▶ _Extracted records_
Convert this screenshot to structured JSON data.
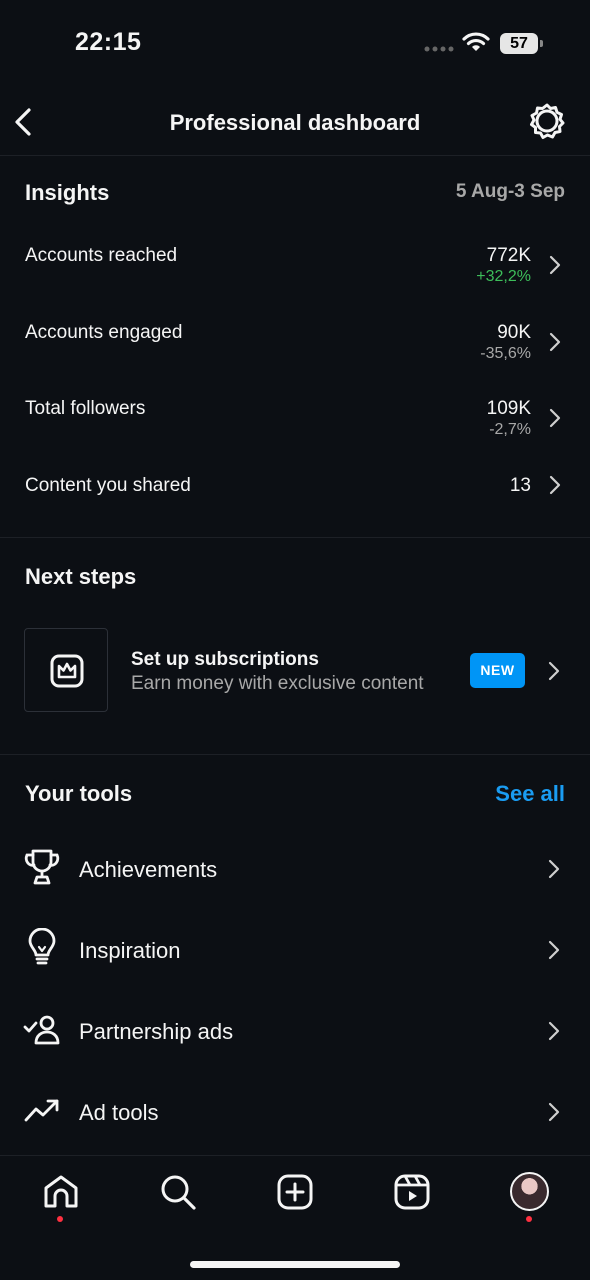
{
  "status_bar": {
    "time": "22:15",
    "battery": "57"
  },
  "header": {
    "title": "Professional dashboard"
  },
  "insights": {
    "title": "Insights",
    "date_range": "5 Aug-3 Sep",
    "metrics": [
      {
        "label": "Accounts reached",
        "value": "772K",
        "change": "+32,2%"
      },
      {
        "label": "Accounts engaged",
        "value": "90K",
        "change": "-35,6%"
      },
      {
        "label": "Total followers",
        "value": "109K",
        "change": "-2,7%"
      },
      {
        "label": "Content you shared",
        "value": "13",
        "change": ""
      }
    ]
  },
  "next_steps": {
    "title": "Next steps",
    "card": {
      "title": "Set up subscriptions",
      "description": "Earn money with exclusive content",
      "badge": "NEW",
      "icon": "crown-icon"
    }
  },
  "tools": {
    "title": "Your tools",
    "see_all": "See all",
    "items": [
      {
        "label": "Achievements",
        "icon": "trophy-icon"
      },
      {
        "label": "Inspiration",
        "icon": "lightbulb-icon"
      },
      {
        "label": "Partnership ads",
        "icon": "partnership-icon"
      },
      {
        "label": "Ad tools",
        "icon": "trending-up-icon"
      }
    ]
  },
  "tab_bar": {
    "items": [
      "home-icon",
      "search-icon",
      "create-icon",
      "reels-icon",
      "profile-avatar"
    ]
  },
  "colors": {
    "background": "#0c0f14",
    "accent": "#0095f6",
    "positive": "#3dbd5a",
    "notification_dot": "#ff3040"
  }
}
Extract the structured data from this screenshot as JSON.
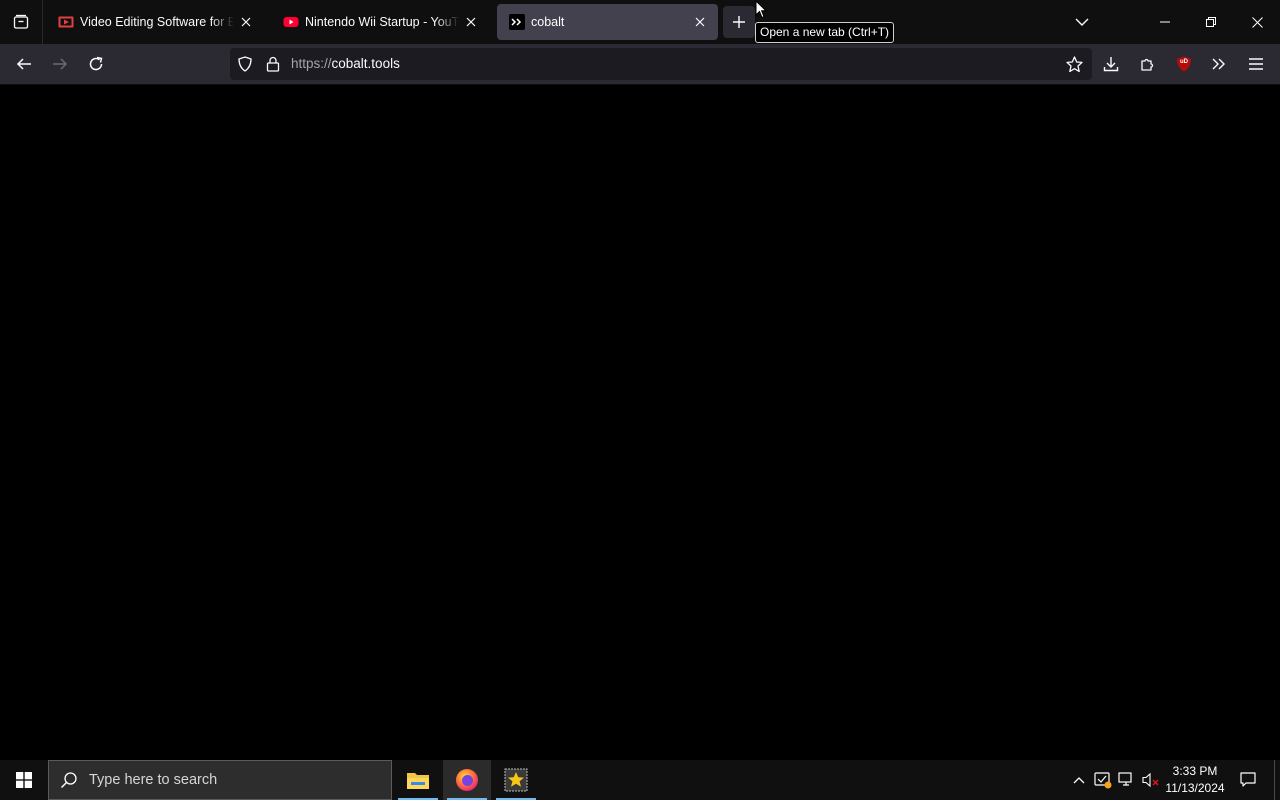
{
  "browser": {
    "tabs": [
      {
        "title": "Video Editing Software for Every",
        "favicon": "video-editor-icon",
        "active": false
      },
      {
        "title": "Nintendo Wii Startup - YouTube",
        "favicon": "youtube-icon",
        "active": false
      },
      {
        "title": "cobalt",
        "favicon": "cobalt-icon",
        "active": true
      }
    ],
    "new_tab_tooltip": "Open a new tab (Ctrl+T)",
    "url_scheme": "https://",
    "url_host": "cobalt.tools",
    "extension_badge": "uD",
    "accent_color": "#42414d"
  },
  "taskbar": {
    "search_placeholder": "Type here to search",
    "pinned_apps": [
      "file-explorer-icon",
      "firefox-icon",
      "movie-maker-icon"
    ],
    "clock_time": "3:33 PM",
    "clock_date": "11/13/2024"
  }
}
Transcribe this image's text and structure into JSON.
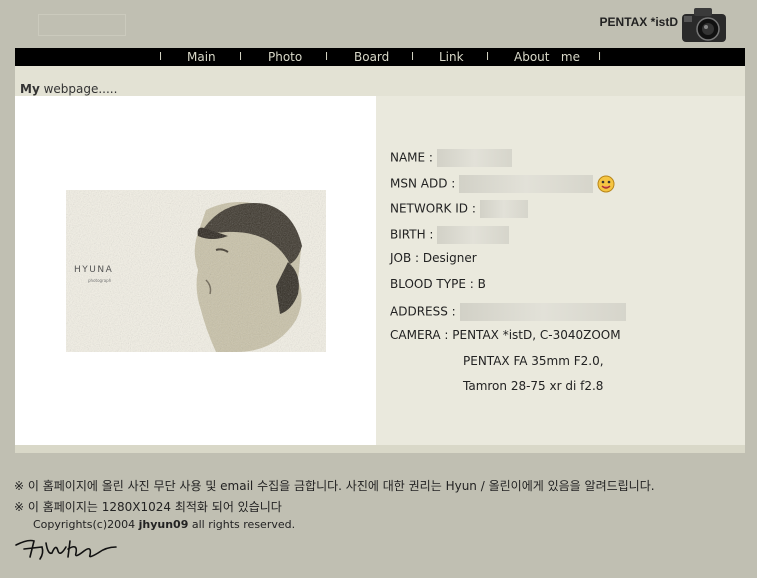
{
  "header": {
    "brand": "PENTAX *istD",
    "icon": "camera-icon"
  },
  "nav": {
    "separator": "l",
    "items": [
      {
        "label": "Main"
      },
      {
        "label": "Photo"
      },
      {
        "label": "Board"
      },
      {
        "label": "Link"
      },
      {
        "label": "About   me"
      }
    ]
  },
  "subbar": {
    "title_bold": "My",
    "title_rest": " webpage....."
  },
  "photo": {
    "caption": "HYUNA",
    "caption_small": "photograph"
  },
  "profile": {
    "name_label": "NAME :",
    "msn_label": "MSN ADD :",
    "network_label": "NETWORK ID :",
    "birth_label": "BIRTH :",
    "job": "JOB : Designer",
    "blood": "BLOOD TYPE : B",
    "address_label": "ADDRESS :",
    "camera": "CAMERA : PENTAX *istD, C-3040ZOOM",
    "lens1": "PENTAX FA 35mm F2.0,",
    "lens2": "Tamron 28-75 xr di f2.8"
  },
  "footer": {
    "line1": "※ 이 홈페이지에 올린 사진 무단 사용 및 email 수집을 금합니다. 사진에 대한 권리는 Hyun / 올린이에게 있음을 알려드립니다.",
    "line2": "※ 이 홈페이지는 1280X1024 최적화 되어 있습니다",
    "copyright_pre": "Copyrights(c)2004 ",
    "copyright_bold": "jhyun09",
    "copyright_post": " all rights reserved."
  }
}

▶ _Stated problem_
Print the whole listing above once more, word for word, without its pictures.

▶ _Output for this task_
Convert this screenshot to structured JSON data.
{
  "status_bar": {
    "time": "22:15",
    "battery": "57"
  },
  "header": {
    "title": "Professional dashboard"
  },
  "insights": {
    "title": "Insights",
    "date_range": "5 Aug-3 Sep",
    "metrics": [
      {
        "label": "Accounts reached",
        "value": "772K",
        "change": "+32,2%"
      },
      {
        "label": "Accounts engaged",
        "value": "90K",
        "change": "-35,6%"
      },
      {
        "label": "Total followers",
        "value": "109K",
        "change": "-2,7%"
      },
      {
        "label": "Content you shared",
        "value": "13",
        "change": ""
      }
    ]
  },
  "next_steps": {
    "title": "Next steps",
    "card": {
      "title": "Set up subscriptions",
      "description": "Earn money with exclusive content",
      "badge": "NEW",
      "icon": "crown-icon"
    }
  },
  "tools": {
    "title": "Your tools",
    "see_all": "See all",
    "items": [
      {
        "label": "Achievements",
        "icon": "trophy-icon"
      },
      {
        "label": "Inspiration",
        "icon": "lightbulb-icon"
      },
      {
        "label": "Partnership ads",
        "icon": "partnership-icon"
      },
      {
        "label": "Ad tools",
        "icon": "trending-up-icon"
      }
    ]
  },
  "tab_bar": {
    "items": [
      "home-icon",
      "search-icon",
      "create-icon",
      "reels-icon",
      "profile-avatar"
    ]
  },
  "colors": {
    "background": "#0c0f14",
    "accent": "#0095f6",
    "positive": "#3dbd5a",
    "notification_dot": "#ff3040"
  }
}
Extract the structured data from this screenshot as JSON.
{
  "browser": {
    "tabs": [
      {
        "title": "Video Editing Software for Every",
        "favicon": "video-editor-icon",
        "active": false
      },
      {
        "title": "Nintendo Wii Startup - YouTube",
        "favicon": "youtube-icon",
        "active": false
      },
      {
        "title": "cobalt",
        "favicon": "cobalt-icon",
        "active": true
      }
    ],
    "new_tab_tooltip": "Open a new tab (Ctrl+T)",
    "url_scheme": "https://",
    "url_host": "cobalt.tools",
    "extension_badge": "uD",
    "accent_color": "#42414d"
  },
  "taskbar": {
    "search_placeholder": "Type here to search",
    "pinned_apps": [
      "file-explorer-icon",
      "firefox-icon",
      "movie-maker-icon"
    ],
    "clock_time": "3:33 PM",
    "clock_date": "11/13/2024"
  }
}
Transcribe this image's text and structure into JSON.
{
  "header": {
    "brand": "PENTAX *istD",
    "icon": "camera-icon"
  },
  "nav": {
    "separator": "l",
    "items": [
      {
        "label": "Main"
      },
      {
        "label": "Photo"
      },
      {
        "label": "Board"
      },
      {
        "label": "Link"
      },
      {
        "label": "About   me"
      }
    ]
  },
  "subbar": {
    "title_bold": "My",
    "title_rest": " webpage....."
  },
  "photo": {
    "caption": "HYUNA",
    "caption_small": "photograph"
  },
  "profile": {
    "name_label": "NAME :",
    "msn_label": "MSN ADD :",
    "network_label": "NETWORK ID :",
    "birth_label": "BIRTH :",
    "job": "JOB : Designer",
    "blood": "BLOOD TYPE : B",
    "address_label": "ADDRESS :",
    "camera": "CAMERA : PENTAX *istD, C-3040ZOOM",
    "lens1": "PENTAX FA 35mm F2.0,",
    "lens2": "Tamron 28-75 xr di f2.8"
  },
  "footer": {
    "line1": "※ 이 홈페이지에 올린 사진 무단 사용 및 email 수집을 금합니다. 사진에 대한 권리는 Hyun / 올린이에게 있음을 알려드립니다.",
    "line2": "※ 이 홈페이지는 1280X1024 최적화 되어 있습니다",
    "copyright_pre": "Copyrights(c)2004 ",
    "copyright_bold": "jhyun09",
    "copyright_post": " all rights reserved."
  }
}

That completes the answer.